TESTO FORNITO:

Andrea: Mi farà un effetto stranissimo e naturalmente una bella emozione. Ritrovo il mio vero capitano, compagno di tante battaglie e sempre al mio fianco, ma ritrovo anche il mio bomber Aufiero, con lui ho giocato anche a Borzoli prima di Sestri, Stella e Voltri, e domani mi sa tanto che dovrò anche marcarlo e sarà dura..

Insieme avete fatto tante partite, oltre 200, nelle prime sette stagioni con un presidente come Margiotta e un Mister come Pino Catania. Lo scorso anno insieme bel Voltri. Qual’è il ricordo più bello insieme?

M: Intanto spero di incontrare sui campi presto il grande pres Giorgio, e ritrovare in una panchina un mister come Pino perché davvero un grande allenatore e una grande persona. Insieme ad Andrea abbiamo tantissimi ricordi. I più belli, ovvio, sono legati alla stagione in cui abbiamo vinto il campionato alla Stella, ogni domenica era una gioia. Indimenticabile la domenica della vittoria decisiva contro il Mura è quella successiva del trionfo con il Burlando per il titolo provinciale. Abbiamo festeggiato per un mese anche con i fuochi d’artificio. Alla Stella abbiamo tutti insieme scritto una pagina indimenticabile di amicizia e passione, vera. Mi viene in mente anche una vittoria in 8 (!) contro 11 per tutto il secondo tempo a Quarto Alto...

ESERCIZIO 1: Elenca tutte le persone chiamate per nome nell'intervista.
ESERCIZIO 2: Riporta il passo dell'intervista che comincia con le parole "Andrea: Mi farà" e si ferma dopo le parole "e sarà dura..".

DATI GREZZI:
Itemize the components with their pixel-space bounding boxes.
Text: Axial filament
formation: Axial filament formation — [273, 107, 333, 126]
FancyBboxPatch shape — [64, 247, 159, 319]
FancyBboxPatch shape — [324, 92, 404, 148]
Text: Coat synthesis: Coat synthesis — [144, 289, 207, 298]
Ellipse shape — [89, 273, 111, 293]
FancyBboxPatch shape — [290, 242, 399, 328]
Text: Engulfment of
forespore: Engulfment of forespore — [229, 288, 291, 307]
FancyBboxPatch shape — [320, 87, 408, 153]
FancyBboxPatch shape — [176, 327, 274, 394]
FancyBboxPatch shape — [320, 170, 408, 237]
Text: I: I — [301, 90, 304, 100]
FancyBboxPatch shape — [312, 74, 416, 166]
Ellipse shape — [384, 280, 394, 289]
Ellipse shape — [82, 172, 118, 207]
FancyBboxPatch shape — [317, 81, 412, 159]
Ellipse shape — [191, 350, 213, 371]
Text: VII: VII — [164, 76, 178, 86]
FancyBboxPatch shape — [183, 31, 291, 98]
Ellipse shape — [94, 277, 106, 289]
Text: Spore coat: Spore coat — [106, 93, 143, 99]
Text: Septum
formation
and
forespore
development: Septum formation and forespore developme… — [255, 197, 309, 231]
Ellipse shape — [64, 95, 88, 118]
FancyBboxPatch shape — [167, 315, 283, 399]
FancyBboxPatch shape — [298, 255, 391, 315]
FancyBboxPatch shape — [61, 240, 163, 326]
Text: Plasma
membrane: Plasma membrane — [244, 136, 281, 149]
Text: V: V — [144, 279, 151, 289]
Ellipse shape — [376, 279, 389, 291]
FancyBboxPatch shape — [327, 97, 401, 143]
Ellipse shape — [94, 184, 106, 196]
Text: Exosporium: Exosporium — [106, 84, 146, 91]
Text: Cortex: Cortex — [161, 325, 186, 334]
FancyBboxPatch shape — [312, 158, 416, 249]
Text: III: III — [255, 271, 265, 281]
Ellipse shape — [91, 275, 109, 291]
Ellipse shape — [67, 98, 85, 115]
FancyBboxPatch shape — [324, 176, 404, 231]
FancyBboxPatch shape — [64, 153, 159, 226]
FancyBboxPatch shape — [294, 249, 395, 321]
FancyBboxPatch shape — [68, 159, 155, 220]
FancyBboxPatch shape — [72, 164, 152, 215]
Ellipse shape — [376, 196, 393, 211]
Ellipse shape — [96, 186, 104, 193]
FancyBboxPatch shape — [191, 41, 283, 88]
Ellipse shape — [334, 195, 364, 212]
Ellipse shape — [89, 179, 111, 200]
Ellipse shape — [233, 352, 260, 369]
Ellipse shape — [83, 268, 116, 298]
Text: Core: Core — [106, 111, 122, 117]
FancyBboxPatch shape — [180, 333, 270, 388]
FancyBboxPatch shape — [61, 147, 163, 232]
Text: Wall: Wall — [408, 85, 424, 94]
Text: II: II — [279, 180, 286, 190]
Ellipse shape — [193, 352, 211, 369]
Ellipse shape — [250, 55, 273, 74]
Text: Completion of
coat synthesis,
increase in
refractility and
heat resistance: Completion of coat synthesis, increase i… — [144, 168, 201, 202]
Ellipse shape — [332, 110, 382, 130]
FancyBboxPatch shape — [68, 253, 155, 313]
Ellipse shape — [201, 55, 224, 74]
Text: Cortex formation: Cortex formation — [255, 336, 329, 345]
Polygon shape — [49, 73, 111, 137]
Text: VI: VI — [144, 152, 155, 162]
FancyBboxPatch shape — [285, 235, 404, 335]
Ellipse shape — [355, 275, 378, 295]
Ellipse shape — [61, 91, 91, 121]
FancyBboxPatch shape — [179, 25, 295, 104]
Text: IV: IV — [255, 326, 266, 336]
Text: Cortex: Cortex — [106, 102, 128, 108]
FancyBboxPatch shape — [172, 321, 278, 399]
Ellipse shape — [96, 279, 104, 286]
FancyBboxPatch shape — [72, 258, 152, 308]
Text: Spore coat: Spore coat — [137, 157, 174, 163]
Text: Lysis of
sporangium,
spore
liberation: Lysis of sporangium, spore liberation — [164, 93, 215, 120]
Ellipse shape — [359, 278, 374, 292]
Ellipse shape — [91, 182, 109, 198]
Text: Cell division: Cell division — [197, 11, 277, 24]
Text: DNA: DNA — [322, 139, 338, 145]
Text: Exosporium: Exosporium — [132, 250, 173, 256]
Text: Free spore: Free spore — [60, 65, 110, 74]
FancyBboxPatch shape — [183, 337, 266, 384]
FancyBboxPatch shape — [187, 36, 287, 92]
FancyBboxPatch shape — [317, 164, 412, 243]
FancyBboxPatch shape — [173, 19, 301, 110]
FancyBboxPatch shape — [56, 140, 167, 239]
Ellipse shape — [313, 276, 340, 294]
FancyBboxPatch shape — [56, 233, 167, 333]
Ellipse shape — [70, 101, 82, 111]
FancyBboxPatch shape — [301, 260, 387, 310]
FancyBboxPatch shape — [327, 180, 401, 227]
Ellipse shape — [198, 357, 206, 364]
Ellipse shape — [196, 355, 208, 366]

SOLUZIONE SVOLTA 1: Andrea, Aufiero, Margiotta, Pino Catania, Giorgio

SOLUZIONE SVOLTA 2:
Andrea: Mi farà un effetto stranissimo e naturalmente una bella emozione. Ritrovo il mio vero capitano, compagno di tante battaglie e sempre al mio fianco, ma ritrovo anche il mio bomber Aufiero, con lui ho giocato anche a Borzoli prima di Sestri, Stella e Voltri, e domani mi sa tanto che dovrò anche marcarlo e sarà dura..